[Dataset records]
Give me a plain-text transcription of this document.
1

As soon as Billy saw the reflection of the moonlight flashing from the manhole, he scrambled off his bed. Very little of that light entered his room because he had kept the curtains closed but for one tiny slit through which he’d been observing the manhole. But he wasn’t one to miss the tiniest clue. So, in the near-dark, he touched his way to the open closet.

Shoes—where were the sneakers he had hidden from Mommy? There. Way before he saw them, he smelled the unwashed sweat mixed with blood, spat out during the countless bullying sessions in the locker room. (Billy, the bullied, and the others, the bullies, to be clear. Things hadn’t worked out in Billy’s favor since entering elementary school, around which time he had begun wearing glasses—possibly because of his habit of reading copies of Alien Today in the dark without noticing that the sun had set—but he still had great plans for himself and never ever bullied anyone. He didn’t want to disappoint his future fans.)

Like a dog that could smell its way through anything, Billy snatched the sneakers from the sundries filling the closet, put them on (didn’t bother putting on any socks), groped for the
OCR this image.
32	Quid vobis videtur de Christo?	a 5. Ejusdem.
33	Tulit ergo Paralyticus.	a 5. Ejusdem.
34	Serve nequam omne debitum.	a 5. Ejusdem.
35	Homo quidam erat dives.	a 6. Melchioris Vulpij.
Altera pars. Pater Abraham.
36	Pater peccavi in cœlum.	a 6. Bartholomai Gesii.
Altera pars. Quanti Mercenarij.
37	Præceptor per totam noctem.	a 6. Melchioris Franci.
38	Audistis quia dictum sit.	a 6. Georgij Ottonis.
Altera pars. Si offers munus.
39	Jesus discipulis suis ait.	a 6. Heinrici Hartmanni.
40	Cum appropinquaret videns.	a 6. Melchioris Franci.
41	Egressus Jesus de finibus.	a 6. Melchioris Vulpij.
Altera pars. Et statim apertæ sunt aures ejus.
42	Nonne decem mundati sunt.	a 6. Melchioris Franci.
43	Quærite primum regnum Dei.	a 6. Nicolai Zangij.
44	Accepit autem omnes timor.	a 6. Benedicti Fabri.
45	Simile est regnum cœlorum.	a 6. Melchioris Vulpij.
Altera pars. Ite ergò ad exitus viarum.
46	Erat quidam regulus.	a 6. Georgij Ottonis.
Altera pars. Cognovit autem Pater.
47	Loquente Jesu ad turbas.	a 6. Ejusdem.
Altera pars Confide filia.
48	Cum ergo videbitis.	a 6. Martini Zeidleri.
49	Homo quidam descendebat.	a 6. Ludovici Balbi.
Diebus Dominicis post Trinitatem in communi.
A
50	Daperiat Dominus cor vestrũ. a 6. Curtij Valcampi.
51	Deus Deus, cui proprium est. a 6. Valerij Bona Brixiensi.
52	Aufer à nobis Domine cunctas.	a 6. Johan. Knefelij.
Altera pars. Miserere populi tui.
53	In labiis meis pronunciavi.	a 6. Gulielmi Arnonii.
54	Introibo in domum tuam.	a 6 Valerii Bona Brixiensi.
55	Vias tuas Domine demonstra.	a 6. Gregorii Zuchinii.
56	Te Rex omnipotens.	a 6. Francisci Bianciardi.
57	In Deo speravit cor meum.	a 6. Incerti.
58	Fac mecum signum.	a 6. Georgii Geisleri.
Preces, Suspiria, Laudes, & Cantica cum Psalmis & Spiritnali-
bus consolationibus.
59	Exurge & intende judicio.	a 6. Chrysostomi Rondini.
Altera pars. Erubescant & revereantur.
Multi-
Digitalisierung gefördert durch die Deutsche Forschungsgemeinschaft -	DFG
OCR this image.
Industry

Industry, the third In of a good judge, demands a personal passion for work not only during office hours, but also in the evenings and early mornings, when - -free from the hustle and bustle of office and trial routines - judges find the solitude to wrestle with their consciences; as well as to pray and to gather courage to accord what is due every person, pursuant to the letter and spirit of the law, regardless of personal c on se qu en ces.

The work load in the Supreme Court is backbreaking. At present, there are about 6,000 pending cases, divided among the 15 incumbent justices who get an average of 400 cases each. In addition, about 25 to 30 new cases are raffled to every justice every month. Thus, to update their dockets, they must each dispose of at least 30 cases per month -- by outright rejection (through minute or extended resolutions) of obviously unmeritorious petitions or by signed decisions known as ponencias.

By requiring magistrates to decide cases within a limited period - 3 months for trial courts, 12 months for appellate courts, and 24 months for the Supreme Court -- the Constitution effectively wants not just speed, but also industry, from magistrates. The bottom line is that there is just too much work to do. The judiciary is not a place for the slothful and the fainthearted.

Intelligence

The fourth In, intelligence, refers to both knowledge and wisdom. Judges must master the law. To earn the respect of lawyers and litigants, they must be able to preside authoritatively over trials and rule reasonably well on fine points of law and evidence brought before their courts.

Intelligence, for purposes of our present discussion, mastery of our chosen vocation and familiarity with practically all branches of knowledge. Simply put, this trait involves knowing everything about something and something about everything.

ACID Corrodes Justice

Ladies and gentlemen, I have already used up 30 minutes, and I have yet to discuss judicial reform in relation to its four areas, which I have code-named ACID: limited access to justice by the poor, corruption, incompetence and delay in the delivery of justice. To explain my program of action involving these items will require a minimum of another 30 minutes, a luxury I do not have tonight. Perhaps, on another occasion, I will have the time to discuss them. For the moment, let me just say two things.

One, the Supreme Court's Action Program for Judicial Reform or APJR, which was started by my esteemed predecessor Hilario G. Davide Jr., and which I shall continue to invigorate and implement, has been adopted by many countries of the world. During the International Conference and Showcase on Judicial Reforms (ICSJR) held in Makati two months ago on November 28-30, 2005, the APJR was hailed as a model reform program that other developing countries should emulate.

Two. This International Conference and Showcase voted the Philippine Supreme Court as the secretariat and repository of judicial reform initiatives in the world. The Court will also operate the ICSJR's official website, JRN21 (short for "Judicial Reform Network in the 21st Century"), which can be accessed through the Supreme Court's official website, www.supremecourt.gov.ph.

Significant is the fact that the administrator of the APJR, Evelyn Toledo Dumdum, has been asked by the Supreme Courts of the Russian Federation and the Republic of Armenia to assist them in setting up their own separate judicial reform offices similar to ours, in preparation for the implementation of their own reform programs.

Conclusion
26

> Short exercise
Each line of the material above needs to be quoted exactly, please.

> Answer below
Give me a plain-text transcription of this document.
1

As soon as Billy saw the reflection of the moonlight flashing from the manhole, he scrambled off his bed. Very little of that light entered his room because he had kept the curtains closed but for one tiny slit through which he’d been observing the manhole. But he wasn’t one to miss the tiniest clue. So, in the near-dark, he touched his way to the open closet.

Shoes—where were the sneakers he had hidden from Mommy? There. Way before he saw them, he smelled the unwashed sweat mixed with blood, spat out during the countless bullying sessions in the locker room. (Billy, the bullied, and the others, the bullies, to be clear. Things hadn’t worked out in Billy’s favor since entering elementary school, around which time he had begun wearing glasses—possibly because of his habit of reading copies of Alien Today in the dark without noticing that the sun had set—but he still had great plans for himself and never ever bullied anyone. He didn’t want to disappoint his future fans.)

Like a dog that could smell its way through anything, Billy snatched the sneakers from the sundries filling the closet, put them on (didn’t bother putting on any socks), groped for the
OCR this image.
32	Quid vobis videtur de Christo?	a 5. Ejusdem.
33	Tulit ergo Paralyticus.	a 5. Ejusdem.
34	Serve nequam omne debitum.	a 5. Ejusdem.
35	Homo quidam erat dives.	a 6. Melchioris Vulpij.
Altera pars. Pater Abraham.
36	Pater peccavi in cœlum.	a 6. Bartholomai Gesii.
Altera pars. Quanti Mercenarij.
37	Præceptor per totam noctem.	a 6. Melchioris Franci.
38	Audistis quia dictum sit.	a 6. Georgij Ottonis.
Altera pars. Si offers munus.
39	Jesus discipulis suis ait.	a 6. Heinrici Hartmanni.
40	Cum appropinquaret videns.	a 6. Melchioris Franci.
41	Egressus Jesus de finibus.	a 6. Melchioris Vulpij.
Altera pars. Et statim apertæ sunt aures ejus.
42	Nonne decem mundati sunt.	a 6. Melchioris Franci.
43	Quærite primum regnum Dei.	a 6. Nicolai Zangij.
44	Accepit autem omnes timor.	a 6. Benedicti Fabri.
45	Simile est regnum cœlorum.	a 6. Melchioris Vulpij.
Altera pars. Ite ergò ad exitus viarum.
46	Erat quidam regulus.	a 6. Georgij Ottonis.
Altera pars. Cognovit autem Pater.
47	Loquente Jesu ad turbas.	a 6. Ejusdem.
Altera pars Confide filia.
48	Cum ergo videbitis.	a 6. Martini Zeidleri.
49	Homo quidam descendebat.	a 6. Ludovici Balbi.
Diebus Dominicis post Trinitatem in communi.
A
50	Daperiat Dominus cor vestrũ. a 6. Curtij Valcampi.
51	Deus Deus, cui proprium est. a 6. Valerij Bona Brixiensi.
52	Aufer à nobis Domine cunctas.	a 6. Johan. Knefelij.
Altera pars. Miserere populi tui.
53	In labiis meis pronunciavi.	a 6. Gulielmi Arnonii.
54	Introibo in domum tuam.	a 6 Valerii Bona Brixiensi.
55	Vias tuas Domine demonstra.	a 6. Gregorii Zuchinii.
56	Te Rex omnipotens.	a 6. Francisci Bianciardi.
57	In Deo speravit cor meum.	a 6. Incerti.
58	Fac mecum signum.	a 6. Georgii Geisleri.
Preces, Suspiria, Laudes, & Cantica cum Psalmis & Spiritnali-
bus consolationibus.
59	Exurge & intende judicio.	a 6. Chrysostomi Rondini.
Altera pars. Erubescant & revereantur.
Multi-
Digitalisierung gefördert durch die Deutsche Forschungsgemeinschaft -	DFG
OCR this image.
Industry

Industry, the third In of a good judge, demands a personal passion for work not only during office hours, but also in the evenings and early mornings, when - -free from the hustle and bustle of office and trial routines - judges find the solitude to wrestle with their consciences; as well as to pray and to gather courage to accord what is due every person, pursuant to the letter and spirit of the law, regardless of personal c on se qu en ces.

The work load in the Supreme Court is backbreaking. At present, there are about 6,000 pending cases, divided among the 15 incumbent justices who get an average of 400 cases each. In addition, about 25 to 30 new cases are raffled to every justice every month. Thus, to update their dockets, they must each dispose of at least 30 cases per month -- by outright rejection (through minute or extended resolutions) of obviously unmeritorious petitions or by signed decisions known as ponencias.

By requiring magistrates to decide cases within a limited period - 3 months for trial courts, 12 months for appellate courts, and 24 months for the Supreme Court -- the Constitution effectively wants not just speed, but also industry, from magistrates. The bottom line is that there is just too much work to do. The judiciary is not a place for the slothful and the fainthearted.

Intelligence

The fourth In, intelligence, refers to both knowledge and wisdom. Judges must master the law. To earn the respect of lawyers and litigants, they must be able to preside authoritatively over trials and rule reasonably well on fine points of law and evidence brought before their courts.

Intelligence, for purposes of our present discussion, mastery of our chosen vocation and familiarity with practically all branches of knowledge. Simply put, this trait involves knowing everything about something and something about everything.

ACID Corrodes Justice

Ladies and gentlemen, I have already used up 30 minutes, and I have yet to discuss judicial reform in relation to its four areas, which I have code-named ACID: limited access to justice by the poor, corruption, incompetence and delay in the delivery of justice. To explain my program of action involving these items will require a minimum of another 30 minutes, a luxury I do not have tonight. Perhaps, on another occasion, I will have the time to discuss them. For the moment, let me just say two things.

One, the Supreme Court's Action Program for Judicial Reform or APJR, which was started by my esteemed predecessor Hilario G. Davide Jr., and which I shall continue to invigorate and implement, has been adopted by many countries of the world. During the International Conference and Showcase on Judicial Reforms (ICSJR) held in Makati two months ago on November 28-30, 2005, the APJR was hailed as a model reform program that other developing countries should emulate.

Two. This International Conference and Showcase voted the Philippine Supreme Court as the secretariat and repository of judicial reform initiatives in the world. The Court will also operate the ICSJR's official website, JRN21 (short for "Judicial Reform Network in the 21st Century"), which can be accessed through the Supreme Court's official website, www.supremecourt.gov.ph.

Significant is the fact that the administrator of the APJR, Evelyn Toledo Dumdum, has been asked by the Supreme Courts of the Russian Federation and the Republic of Armenia to assist them in setting up their own separate judicial reform offices similar to ours, in preparation for the implementation of their own reform programs.

Conclusion
26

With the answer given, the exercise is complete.